> _TASK OBJECTIVE_
In the lines that open with the one containing "industry-rank-label: 산업 순위: [48, 209, 96, 223]" and close with the one containing "support-value: 293.255: [582, 188, 640, 204]", switch "support-value" to "support-price". Return only those lines, with nothing else altered.

==============================

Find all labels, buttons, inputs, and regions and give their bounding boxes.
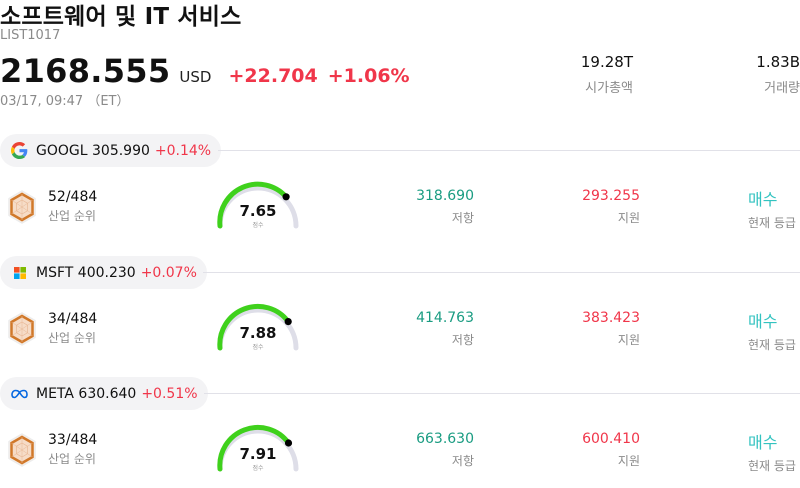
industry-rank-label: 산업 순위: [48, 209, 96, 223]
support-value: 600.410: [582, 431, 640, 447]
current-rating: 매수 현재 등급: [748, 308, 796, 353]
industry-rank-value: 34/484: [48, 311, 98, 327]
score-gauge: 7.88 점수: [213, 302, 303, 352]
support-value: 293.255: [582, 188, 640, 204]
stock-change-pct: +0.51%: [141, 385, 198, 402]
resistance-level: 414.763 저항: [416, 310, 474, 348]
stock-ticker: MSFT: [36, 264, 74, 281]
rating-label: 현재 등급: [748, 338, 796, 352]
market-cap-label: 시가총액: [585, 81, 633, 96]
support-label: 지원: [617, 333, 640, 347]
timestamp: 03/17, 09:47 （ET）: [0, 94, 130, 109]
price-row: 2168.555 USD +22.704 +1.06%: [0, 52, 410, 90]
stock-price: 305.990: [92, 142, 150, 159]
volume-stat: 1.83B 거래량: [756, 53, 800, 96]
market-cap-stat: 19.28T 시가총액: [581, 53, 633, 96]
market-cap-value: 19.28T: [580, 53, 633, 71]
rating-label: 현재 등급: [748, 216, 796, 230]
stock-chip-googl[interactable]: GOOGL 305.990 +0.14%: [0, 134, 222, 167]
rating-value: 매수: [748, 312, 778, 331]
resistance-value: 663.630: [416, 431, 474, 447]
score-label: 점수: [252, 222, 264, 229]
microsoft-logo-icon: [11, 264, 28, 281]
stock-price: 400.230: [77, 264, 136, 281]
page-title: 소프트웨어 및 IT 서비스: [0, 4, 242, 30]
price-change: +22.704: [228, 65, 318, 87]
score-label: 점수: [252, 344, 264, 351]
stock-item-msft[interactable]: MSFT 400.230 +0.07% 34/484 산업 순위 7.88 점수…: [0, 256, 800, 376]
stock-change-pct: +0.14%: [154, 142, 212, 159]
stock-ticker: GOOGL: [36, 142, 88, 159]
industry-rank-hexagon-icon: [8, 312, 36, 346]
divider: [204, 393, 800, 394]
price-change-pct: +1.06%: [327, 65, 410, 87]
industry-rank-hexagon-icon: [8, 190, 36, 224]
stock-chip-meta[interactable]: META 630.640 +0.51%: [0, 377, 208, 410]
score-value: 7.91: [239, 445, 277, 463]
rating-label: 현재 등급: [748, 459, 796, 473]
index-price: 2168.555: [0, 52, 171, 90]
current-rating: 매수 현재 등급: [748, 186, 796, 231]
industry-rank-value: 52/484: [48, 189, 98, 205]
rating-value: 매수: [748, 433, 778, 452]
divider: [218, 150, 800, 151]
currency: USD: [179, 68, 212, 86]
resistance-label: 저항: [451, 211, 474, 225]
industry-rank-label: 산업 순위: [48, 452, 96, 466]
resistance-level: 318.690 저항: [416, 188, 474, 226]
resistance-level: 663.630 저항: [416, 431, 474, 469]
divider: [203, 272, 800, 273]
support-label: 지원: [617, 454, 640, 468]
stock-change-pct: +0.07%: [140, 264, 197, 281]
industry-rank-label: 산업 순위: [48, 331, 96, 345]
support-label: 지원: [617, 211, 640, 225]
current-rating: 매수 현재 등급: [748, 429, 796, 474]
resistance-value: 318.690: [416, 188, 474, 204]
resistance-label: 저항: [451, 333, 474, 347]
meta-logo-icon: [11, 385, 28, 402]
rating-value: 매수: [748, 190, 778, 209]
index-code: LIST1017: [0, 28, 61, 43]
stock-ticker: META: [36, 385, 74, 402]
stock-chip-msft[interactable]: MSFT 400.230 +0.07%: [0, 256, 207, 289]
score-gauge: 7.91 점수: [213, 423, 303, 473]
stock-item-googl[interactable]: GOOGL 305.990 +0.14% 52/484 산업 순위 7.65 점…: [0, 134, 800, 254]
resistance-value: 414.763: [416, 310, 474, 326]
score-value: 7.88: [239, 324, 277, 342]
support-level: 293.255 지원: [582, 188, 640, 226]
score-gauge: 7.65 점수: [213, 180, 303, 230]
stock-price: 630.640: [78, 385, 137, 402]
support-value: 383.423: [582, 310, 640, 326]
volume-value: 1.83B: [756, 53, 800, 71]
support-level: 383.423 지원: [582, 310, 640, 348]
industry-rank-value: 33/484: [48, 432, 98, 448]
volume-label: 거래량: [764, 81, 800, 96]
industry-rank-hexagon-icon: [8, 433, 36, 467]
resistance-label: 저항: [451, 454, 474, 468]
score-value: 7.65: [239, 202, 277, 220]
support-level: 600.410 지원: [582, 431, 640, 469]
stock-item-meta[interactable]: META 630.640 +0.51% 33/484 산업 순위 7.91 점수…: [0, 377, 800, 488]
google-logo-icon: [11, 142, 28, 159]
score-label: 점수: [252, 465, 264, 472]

==============================

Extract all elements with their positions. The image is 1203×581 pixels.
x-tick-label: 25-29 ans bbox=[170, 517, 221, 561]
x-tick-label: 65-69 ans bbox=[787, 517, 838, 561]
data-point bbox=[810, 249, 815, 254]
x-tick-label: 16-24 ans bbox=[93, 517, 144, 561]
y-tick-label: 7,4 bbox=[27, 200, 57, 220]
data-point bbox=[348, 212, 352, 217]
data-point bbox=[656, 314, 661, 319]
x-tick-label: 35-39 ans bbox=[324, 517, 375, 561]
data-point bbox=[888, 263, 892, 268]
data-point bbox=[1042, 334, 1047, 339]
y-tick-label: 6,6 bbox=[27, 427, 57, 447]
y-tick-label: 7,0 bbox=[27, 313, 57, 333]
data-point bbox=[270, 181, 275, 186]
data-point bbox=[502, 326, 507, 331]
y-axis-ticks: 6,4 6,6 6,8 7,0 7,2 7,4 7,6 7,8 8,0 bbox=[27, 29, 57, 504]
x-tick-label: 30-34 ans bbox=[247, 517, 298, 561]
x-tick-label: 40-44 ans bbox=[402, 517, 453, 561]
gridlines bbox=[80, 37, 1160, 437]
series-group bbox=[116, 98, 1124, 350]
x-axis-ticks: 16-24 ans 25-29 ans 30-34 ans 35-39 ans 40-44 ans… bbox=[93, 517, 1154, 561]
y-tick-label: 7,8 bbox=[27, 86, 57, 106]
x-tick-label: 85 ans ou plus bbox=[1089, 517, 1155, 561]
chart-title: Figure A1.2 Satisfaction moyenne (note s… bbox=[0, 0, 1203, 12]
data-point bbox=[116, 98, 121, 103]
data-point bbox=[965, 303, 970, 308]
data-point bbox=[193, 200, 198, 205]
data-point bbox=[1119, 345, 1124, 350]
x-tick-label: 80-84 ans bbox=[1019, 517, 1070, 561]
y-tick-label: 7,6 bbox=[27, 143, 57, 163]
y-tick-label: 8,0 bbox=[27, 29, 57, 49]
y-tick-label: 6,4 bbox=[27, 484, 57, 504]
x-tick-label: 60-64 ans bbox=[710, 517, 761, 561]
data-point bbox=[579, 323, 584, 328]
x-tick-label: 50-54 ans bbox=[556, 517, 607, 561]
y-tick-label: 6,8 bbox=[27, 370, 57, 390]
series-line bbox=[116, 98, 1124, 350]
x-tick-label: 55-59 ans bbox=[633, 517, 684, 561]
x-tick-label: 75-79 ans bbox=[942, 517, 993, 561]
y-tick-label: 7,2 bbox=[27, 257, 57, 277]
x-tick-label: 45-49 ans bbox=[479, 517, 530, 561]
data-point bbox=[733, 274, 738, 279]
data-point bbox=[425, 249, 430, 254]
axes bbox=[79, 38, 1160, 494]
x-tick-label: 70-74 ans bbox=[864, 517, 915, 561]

==============================

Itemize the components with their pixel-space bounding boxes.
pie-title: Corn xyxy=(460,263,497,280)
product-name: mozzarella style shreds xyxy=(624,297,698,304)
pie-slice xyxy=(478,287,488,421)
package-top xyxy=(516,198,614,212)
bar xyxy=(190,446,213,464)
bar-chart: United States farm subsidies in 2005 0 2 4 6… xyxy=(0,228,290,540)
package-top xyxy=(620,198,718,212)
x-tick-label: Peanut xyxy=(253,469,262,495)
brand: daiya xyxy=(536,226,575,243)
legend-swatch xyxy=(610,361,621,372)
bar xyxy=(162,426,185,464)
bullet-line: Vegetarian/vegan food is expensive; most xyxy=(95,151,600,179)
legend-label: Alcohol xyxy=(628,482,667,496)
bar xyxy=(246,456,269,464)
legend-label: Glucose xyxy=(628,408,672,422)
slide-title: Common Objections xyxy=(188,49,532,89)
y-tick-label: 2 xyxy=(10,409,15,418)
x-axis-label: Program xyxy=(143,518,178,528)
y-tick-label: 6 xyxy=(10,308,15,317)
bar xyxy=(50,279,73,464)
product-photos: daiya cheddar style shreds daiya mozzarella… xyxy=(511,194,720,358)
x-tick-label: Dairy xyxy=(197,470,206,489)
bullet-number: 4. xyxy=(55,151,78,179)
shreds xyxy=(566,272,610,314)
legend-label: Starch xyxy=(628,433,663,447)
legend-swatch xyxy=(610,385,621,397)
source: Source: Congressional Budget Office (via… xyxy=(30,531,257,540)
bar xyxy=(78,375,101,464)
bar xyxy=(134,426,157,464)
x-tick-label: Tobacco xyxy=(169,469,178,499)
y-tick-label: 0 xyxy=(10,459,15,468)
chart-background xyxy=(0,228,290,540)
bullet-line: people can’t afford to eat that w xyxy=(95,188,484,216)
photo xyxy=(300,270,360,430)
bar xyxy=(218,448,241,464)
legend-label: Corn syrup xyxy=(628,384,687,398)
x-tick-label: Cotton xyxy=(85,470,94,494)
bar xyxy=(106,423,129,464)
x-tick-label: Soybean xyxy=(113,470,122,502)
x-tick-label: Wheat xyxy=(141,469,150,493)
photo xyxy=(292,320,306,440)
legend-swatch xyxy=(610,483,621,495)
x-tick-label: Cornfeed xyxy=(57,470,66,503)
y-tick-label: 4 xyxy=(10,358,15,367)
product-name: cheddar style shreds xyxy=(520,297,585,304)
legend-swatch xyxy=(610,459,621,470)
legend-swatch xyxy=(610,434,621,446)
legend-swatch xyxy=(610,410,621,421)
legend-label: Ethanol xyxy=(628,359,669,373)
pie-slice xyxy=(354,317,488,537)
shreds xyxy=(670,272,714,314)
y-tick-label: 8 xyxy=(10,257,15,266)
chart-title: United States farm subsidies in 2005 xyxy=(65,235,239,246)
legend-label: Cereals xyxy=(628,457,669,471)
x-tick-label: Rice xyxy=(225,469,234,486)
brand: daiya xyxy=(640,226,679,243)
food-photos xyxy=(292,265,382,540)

==============================

> _EXERCISE OUTPUT_
industry-rank-label: 산업 순위: [48, 209, 96, 223]
support-price: 600.410: [582, 431, 640, 447]
current-rating: 매수 현재 등급: [748, 308, 796, 353]
industry-rank-value: 34/484: [48, 311, 98, 327]
score-gauge: 7.88 점수: [213, 302, 303, 352]
support-price: 293.255: [582, 188, 640, 204]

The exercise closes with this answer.